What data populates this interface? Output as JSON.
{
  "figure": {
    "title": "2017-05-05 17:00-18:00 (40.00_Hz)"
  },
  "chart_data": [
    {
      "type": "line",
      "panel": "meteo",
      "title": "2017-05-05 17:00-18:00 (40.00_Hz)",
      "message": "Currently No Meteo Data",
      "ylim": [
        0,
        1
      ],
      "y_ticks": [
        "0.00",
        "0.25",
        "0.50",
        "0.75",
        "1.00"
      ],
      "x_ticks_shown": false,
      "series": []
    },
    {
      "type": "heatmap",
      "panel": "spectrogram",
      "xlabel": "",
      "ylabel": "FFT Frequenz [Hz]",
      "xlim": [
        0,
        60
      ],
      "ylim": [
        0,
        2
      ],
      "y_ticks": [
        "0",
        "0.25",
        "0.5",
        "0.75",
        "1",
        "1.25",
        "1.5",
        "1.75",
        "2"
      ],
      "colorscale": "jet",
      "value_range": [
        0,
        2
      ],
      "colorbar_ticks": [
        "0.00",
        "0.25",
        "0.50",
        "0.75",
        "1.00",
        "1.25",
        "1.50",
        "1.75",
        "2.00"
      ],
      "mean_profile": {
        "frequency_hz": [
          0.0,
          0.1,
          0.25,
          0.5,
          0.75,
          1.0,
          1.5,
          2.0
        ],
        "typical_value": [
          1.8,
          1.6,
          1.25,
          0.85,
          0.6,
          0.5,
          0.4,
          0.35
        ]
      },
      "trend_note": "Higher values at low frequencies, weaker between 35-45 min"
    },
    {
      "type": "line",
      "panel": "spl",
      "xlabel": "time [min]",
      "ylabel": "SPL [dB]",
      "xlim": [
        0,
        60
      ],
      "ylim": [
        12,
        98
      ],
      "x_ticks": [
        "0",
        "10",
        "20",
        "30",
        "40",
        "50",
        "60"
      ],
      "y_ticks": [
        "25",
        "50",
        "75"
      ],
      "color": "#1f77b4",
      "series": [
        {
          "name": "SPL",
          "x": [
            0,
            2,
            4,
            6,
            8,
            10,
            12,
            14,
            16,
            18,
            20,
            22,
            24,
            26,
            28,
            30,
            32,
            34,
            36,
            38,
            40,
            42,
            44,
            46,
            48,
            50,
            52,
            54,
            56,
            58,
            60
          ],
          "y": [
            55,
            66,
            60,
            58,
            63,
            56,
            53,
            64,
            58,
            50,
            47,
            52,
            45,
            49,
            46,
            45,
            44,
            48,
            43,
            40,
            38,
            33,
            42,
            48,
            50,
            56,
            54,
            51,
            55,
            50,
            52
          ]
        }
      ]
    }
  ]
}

WHAT IS BEING ASKED. Print the whole listing exactly as it is.

RESULT FOR THIS EXERCISE.
What data populates this interface? Output as JSON.
{
  "figure": {
    "title": "2017-05-05 17:00-18:00 (40.00_Hz)"
  },
  "chart_data": [
    {
      "type": "line",
      "panel": "meteo",
      "title": "2017-05-05 17:00-18:00 (40.00_Hz)",
      "message": "Currently No Meteo Data",
      "ylim": [
        0,
        1
      ],
      "y_ticks": [
        "0.00",
        "0.25",
        "0.50",
        "0.75",
        "1.00"
      ],
      "x_ticks_shown": false,
      "series": []
    },
    {
      "type": "heatmap",
      "panel": "spectrogram",
      "xlabel": "",
      "ylabel": "FFT Frequenz [Hz]",
      "xlim": [
        0,
        60
      ],
      "ylim": [
        0,
        2
      ],
      "y_ticks": [
        "0",
        "0.25",
        "0.5",
        "0.75",
        "1",
        "1.25",
        "1.5",
        "1.75",
        "2"
      ],
      "colorscale": "jet",
      "value_range": [
        0,
        2
      ],
      "colorbar_ticks": [
        "0.00",
        "0.25",
        "0.50",
        "0.75",
        "1.00",
        "1.25",
        "1.50",
        "1.75",
        "2.00"
      ],
      "mean_profile": {
        "frequency_hz": [
          0.0,
          0.1,
          0.25,
          0.5,
          0.75,
          1.0,
          1.5,
          2.0
        ],
        "typical_value": [
          1.8,
          1.6,
          1.25,
          0.85,
          0.6,
          0.5,
          0.4,
          0.35
        ]
      },
      "trend_note": "Higher values at low frequencies, weaker between 35-45 min"
    },
    {
      "type": "line",
      "panel": "spl",
      "xlabel": "time [min]",
      "ylabel": "SPL [dB]",
      "xlim": [
        0,
        60
      ],
      "ylim": [
        12,
        98
      ],
      "x_ticks": [
        "0",
        "10",
        "20",
        "30",
        "40",
        "50",
        "60"
      ],
      "y_ticks": [
        "25",
        "50",
        "75"
      ],
      "color": "#1f77b4",
      "series": [
        {
          "name": "SPL",
          "x": [
            0,
            2,
            4,
            6,
            8,
            10,
            12,
            14,
            16,
            18,
            20,
            22,
            24,
            26,
            28,
            30,
            32,
            34,
            36,
            38,
            40,
            42,
            44,
            46,
            48,
            50,
            52,
            54,
            56,
            58,
            60
          ],
          "y": [
            55,
            66,
            60,
            58,
            63,
            56,
            53,
            64,
            58,
            50,
            47,
            52,
            45,
            49,
            46,
            45,
            44,
            48,
            43,
            40,
            38,
            33,
            42,
            48,
            50,
            56,
            54,
            51,
            55,
            50,
            52
          ]
        }
      ]
    }
  ]
}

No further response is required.